* START *

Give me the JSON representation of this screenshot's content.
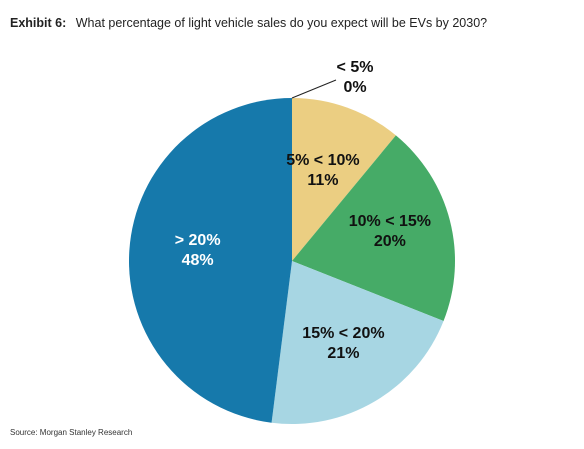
{
  "header": {
    "exhibit": "Exhibit 6:",
    "question": "What percentage of light vehicle sales do you expect will be EVs by 2030?"
  },
  "chart_data": {
    "type": "pie",
    "title": "",
    "slices": [
      {
        "label": "< 5%",
        "value": 0,
        "value_label": "0%",
        "color": "#1a75a8",
        "text_color": "#111111"
      },
      {
        "label": "5% < 10%",
        "value": 11,
        "value_label": "11%",
        "color": "#ebce82",
        "text_color": "#111111"
      },
      {
        "label": "10% < 15%",
        "value": 20,
        "value_label": "20%",
        "color": "#46ab67",
        "text_color": "#111111"
      },
      {
        "label": "15% < 20%",
        "value": 21,
        "value_label": "21%",
        "color": "#a7d6e3",
        "text_color": "#111111"
      },
      {
        "label": "> 20%",
        "value": 48,
        "value_label": "48%",
        "color": "#1679ab",
        "text_color": "#ffffff"
      }
    ],
    "start_angle": "12 o'clock",
    "direction": "clockwise",
    "legend": "none"
  },
  "footer": {
    "source": "Source: Morgan Stanley Research"
  }
}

* END *

Requirement:
Output the entries above exactly, without their pictures.

Response to the exercise:
Give me the JSON representation of this screenshot's content.
{
  "header": {
    "exhibit": "Exhibit 6:",
    "question": "What percentage of light vehicle sales do you expect will be EVs by 2030?"
  },
  "chart_data": {
    "type": "pie",
    "title": "",
    "slices": [
      {
        "label": "< 5%",
        "value": 0,
        "value_label": "0%",
        "color": "#1a75a8",
        "text_color": "#111111"
      },
      {
        "label": "5% < 10%",
        "value": 11,
        "value_label": "11%",
        "color": "#ebce82",
        "text_color": "#111111"
      },
      {
        "label": "10% < 15%",
        "value": 20,
        "value_label": "20%",
        "color": "#46ab67",
        "text_color": "#111111"
      },
      {
        "label": "15% < 20%",
        "value": 21,
        "value_label": "21%",
        "color": "#a7d6e3",
        "text_color": "#111111"
      },
      {
        "label": "> 20%",
        "value": 48,
        "value_label": "48%",
        "color": "#1679ab",
        "text_color": "#ffffff"
      }
    ],
    "start_angle": "12 o'clock",
    "direction": "clockwise",
    "legend": "none"
  },
  "footer": {
    "source": "Source: Morgan Stanley Research"
  }
}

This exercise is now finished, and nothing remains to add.